- [Task data]

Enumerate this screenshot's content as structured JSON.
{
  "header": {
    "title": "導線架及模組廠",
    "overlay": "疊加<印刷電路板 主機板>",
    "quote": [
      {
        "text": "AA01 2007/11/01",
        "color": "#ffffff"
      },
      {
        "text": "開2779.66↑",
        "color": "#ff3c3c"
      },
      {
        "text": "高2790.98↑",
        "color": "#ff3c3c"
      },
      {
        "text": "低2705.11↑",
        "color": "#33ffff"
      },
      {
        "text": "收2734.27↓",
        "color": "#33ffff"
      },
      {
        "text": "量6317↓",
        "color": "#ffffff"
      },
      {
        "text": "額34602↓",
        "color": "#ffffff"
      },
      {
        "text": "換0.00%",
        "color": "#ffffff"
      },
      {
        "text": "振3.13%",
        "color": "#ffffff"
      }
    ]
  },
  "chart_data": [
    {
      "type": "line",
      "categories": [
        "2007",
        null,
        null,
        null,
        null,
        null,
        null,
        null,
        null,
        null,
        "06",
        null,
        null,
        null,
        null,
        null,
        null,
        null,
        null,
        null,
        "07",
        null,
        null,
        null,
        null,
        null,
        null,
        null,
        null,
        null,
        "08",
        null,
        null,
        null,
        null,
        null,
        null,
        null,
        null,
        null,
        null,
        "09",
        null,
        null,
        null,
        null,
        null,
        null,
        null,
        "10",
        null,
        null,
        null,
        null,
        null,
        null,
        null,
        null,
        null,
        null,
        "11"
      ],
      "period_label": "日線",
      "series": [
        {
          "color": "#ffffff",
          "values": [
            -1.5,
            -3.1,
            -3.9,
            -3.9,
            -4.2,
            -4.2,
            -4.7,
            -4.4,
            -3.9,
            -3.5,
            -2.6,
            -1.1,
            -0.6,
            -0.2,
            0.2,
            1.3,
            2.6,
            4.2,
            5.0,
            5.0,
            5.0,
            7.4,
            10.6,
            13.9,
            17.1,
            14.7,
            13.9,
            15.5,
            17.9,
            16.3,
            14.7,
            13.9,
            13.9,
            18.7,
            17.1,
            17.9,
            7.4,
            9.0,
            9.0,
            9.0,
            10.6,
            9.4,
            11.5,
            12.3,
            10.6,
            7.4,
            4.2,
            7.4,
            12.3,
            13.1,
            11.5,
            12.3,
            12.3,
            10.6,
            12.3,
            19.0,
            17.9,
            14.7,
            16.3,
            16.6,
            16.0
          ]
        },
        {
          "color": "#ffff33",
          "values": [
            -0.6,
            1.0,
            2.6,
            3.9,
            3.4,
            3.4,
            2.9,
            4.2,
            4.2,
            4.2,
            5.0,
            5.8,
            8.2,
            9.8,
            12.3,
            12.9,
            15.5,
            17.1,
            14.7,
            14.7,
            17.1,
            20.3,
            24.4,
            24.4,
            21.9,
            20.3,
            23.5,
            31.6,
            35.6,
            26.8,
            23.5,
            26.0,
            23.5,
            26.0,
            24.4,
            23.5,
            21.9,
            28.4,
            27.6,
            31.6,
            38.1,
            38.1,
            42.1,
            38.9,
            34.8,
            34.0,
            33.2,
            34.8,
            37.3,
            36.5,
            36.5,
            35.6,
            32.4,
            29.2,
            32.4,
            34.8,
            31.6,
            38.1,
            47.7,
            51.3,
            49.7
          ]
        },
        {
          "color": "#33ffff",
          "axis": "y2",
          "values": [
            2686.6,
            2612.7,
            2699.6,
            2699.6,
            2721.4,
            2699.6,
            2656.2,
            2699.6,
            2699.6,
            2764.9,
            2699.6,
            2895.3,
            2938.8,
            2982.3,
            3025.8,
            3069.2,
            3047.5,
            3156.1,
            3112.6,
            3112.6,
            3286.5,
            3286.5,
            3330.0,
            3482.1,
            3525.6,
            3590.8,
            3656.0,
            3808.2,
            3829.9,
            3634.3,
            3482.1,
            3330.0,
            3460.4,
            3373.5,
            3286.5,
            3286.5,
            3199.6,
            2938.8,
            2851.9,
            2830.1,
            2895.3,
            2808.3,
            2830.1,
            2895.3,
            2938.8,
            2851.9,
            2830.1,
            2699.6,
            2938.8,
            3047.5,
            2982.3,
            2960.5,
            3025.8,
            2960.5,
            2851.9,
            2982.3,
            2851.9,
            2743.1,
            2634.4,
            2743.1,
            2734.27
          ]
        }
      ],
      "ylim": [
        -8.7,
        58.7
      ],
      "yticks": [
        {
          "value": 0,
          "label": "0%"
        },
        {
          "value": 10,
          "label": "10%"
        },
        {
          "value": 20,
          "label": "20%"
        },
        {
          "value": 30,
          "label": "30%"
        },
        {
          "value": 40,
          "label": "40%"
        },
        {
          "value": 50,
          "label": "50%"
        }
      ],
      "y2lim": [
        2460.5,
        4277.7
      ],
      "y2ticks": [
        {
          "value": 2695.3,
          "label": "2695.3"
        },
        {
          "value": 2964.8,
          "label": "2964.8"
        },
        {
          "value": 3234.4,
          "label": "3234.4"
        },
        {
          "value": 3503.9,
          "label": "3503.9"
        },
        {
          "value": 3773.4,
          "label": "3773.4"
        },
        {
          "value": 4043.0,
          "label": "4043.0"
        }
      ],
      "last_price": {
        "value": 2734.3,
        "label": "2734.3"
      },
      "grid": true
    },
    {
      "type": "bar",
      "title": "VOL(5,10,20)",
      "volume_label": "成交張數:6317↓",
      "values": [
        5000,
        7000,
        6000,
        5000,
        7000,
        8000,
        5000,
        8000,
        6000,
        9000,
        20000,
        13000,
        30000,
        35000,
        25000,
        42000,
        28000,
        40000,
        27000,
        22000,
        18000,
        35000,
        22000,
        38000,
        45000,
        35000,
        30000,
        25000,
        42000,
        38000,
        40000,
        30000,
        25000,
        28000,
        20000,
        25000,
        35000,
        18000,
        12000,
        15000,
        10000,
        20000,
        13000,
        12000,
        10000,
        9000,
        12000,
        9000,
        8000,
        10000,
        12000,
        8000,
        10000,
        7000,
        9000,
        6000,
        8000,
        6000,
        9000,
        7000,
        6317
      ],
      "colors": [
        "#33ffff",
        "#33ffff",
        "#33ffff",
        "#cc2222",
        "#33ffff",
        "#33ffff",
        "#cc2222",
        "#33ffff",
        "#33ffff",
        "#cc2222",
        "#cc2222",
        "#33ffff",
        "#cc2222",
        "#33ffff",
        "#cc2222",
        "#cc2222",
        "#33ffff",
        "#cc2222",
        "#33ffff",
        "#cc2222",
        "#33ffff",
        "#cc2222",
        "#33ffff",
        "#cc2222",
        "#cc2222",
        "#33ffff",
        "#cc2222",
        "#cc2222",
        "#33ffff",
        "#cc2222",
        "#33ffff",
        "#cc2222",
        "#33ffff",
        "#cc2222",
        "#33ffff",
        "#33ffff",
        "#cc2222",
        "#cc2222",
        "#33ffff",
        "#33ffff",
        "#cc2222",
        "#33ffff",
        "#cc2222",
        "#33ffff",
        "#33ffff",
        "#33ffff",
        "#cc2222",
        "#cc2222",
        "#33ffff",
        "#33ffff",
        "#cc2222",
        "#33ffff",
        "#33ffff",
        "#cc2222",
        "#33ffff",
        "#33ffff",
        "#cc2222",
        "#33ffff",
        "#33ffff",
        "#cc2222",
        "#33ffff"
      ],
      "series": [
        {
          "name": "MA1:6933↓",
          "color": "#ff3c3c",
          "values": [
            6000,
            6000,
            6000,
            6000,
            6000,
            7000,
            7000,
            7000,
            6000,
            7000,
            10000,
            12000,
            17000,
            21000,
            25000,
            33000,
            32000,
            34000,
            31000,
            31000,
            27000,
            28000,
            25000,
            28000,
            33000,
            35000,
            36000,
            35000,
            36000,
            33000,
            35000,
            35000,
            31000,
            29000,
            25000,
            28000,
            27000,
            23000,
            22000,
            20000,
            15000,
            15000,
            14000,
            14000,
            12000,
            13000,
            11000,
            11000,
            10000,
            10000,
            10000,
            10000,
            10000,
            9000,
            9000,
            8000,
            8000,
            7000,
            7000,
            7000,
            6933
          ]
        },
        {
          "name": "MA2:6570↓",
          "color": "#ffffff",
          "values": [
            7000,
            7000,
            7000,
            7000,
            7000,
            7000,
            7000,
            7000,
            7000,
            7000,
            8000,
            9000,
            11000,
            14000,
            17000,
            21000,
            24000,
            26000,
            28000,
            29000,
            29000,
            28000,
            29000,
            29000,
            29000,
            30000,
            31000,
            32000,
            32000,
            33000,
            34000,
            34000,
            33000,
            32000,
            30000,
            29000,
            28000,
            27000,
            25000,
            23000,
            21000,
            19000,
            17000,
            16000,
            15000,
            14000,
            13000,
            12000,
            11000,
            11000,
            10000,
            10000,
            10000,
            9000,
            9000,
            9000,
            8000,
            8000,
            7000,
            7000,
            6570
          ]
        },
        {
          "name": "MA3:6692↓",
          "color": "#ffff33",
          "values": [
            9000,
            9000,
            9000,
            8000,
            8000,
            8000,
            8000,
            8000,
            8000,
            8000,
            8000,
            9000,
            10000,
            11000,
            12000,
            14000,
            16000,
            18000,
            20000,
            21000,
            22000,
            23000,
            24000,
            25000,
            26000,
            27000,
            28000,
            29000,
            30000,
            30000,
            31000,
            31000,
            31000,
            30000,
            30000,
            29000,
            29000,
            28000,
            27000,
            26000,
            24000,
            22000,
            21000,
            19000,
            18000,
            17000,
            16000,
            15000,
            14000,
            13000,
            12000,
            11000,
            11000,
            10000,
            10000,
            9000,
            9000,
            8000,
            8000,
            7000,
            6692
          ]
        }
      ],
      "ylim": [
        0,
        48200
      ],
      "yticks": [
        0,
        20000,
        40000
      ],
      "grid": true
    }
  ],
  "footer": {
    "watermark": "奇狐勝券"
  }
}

- [Your task] Return all lines containing "text".

- [Result of this task]
        "text": "AA01 2007/11/01",
        "text": "開2779.66↑",
        "text": "高2790.98↑",
        "text": "低2705.11↑",
        "text": "收2734.27↓",
        "text": "量6317↓",
        "text": "額34602↓",
        "text": "換0.00%",
        "text": "振3.13%",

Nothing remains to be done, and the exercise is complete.